══ Records to use

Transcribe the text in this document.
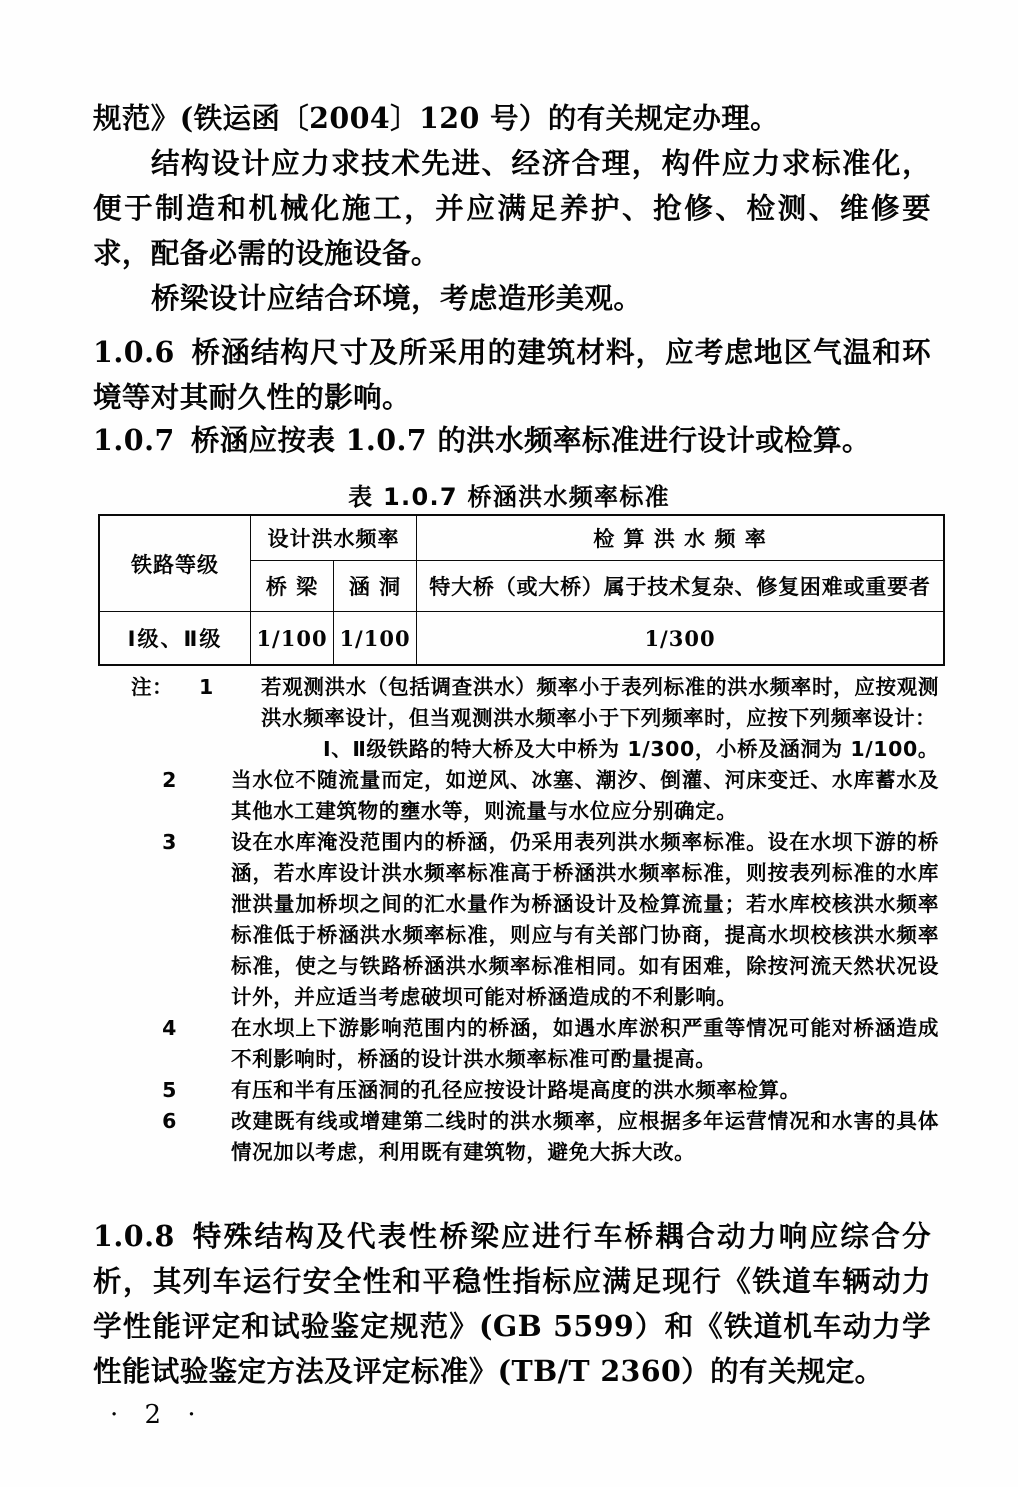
规范》(铁运函〔2004〕120 号）的有关规定办理。

结构设计应力求技术先进、经济合理，构件应力求标准化，便于制造和机械化施工，并应满足养护、抢修、检测、维修要求，配备必需的设施设备。

桥梁设计应结合环境，考虑造形美观。

1.0.6 桥涵结构尺寸及所采用的建筑材料，应考虑地区气温和环境等对其耐久性的影响。

1.0.7 桥涵应按表 1.0.7 的洪水频率标准进行设计或检算。

表 1.0.7 桥涵洪水频率标准
铁路等级	设计洪水频率		检 算 洪 水 频 率
	桥 梁	涵 洞	特大桥（或大桥）属于技术复杂、修复困难或重要者
Ⅰ级、Ⅱ级	1/100	1/100	1/300
注：	1	若观测洪水（包括调查洪水）频率小于表列标准的洪水频率时，应按观测洪水频率设计，但当观测洪水频率小于下列频率时，应按下列频率设计：
Ⅰ、Ⅱ级铁路的特大桥及大中桥为 1/300，小桥及涵洞为 1/100。
2	当水位不随流量而定，如逆风、冰塞、潮汐、倒灌、河床变迁、水库蓄水及其他水工建筑物的壅水等，则流量与水位应分别确定。
3	设在水库淹没范围内的桥涵，仍采用表列洪水频率标准。设在水坝下游的桥涵，若水库设计洪水频率标准高于桥涵洪水频率标准，则按表列标准的水库泄洪量加桥坝之间的汇水量作为桥涵设计及检算流量；若水库校核洪水频率标准低于桥涵洪水频率标准，则应与有关部门协商，提高水坝校核洪水频率标准，使之与铁路桥涵洪水频率标准相同。如有困难，除按河流天然状况设计外，并应适当考虑破坝可能对桥涵造成的不利影响。
4	在水坝上下游影响范围内的桥涵，如遇水库淤积严重等情况可能对桥涵造成不利影响时，桥涵的设计洪水频率标准可酌量提高。
5	有压和半有压涵洞的孔径应按设计路堤高度的洪水频率检算。
6	改建既有线或增建第二线时的洪水频率，应根据多年运营情况和水害的具体情况加以考虑，利用既有建筑物，避免大拆大改。

1.0.8 特殊结构及代表性桥梁应进行车桥耦合动力响应综合分析，其列车运行安全性和平稳性指标应满足现行《铁道车辆动力学性能评定和试验鉴定规范》(GB 5599）和《铁道机车动力学性能试验鉴定方法及评定标准》(TB/T 2360）的有关规定。

· 2 ·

════

§ **The request**:
Using the data above, write out every line exactly, leaving the images behind.

§ **Finished answer**:
Transcribe the text in this document.
规范》(铁运函〔2004〕120 号）的有关规定办理。

结构设计应力求技术先进、经济合理，构件应力求标准化，便于制造和机械化施工，并应满足养护、抢修、检测、维修要求，配备必需的设施设备。

桥梁设计应结合环境，考虑造形美观。

1.0.6 桥涵结构尺寸及所采用的建筑材料，应考虑地区气温和环境等对其耐久性的影响。

1.0.7 桥涵应按表 1.0.7 的洪水频率标准进行设计或检算。

表 1.0.7 桥涵洪水频率标准
铁路等级	设计洪水频率		检 算 洪 水 频 率
	桥 梁	涵 洞	特大桥（或大桥）属于技术复杂、修复困难或重要者
Ⅰ级、Ⅱ级	1/100	1/100	1/300
注：	1	若观测洪水（包括调查洪水）频率小于表列标准的洪水频率时，应按观测洪水频率设计，但当观测洪水频率小于下列频率时，应按下列频率设计：
Ⅰ、Ⅱ级铁路的特大桥及大中桥为 1/300，小桥及涵洞为 1/100。
2	当水位不随流量而定，如逆风、冰塞、潮汐、倒灌、河床变迁、水库蓄水及其他水工建筑物的壅水等，则流量与水位应分别确定。
3	设在水库淹没范围内的桥涵，仍采用表列洪水频率标准。设在水坝下游的桥涵，若水库设计洪水频率标准高于桥涵洪水频率标准，则按表列标准的水库泄洪量加桥坝之间的汇水量作为桥涵设计及检算流量；若水库校核洪水频率标准低于桥涵洪水频率标准，则应与有关部门协商，提高水坝校核洪水频率标准，使之与铁路桥涵洪水频率标准相同。如有困难，除按河流天然状况设计外，并应适当考虑破坝可能对桥涵造成的不利影响。
4	在水坝上下游影响范围内的桥涵，如遇水库淤积严重等情况可能对桥涵造成不利影响时，桥涵的设计洪水频率标准可酌量提高。
5	有压和半有压涵洞的孔径应按设计路堤高度的洪水频率检算。
6	改建既有线或增建第二线时的洪水频率，应根据多年运营情况和水害的具体情况加以考虑，利用既有建筑物，避免大拆大改。

1.0.8 特殊结构及代表性桥梁应进行车桥耦合动力响应综合分析，其列车运行安全性和平稳性指标应满足现行《铁道车辆动力学性能评定和试验鉴定规范》(GB 5599）和《铁道机车动力学性能试验鉴定方法及评定标准》(TB/T 2360）的有关规定。

· 2 ·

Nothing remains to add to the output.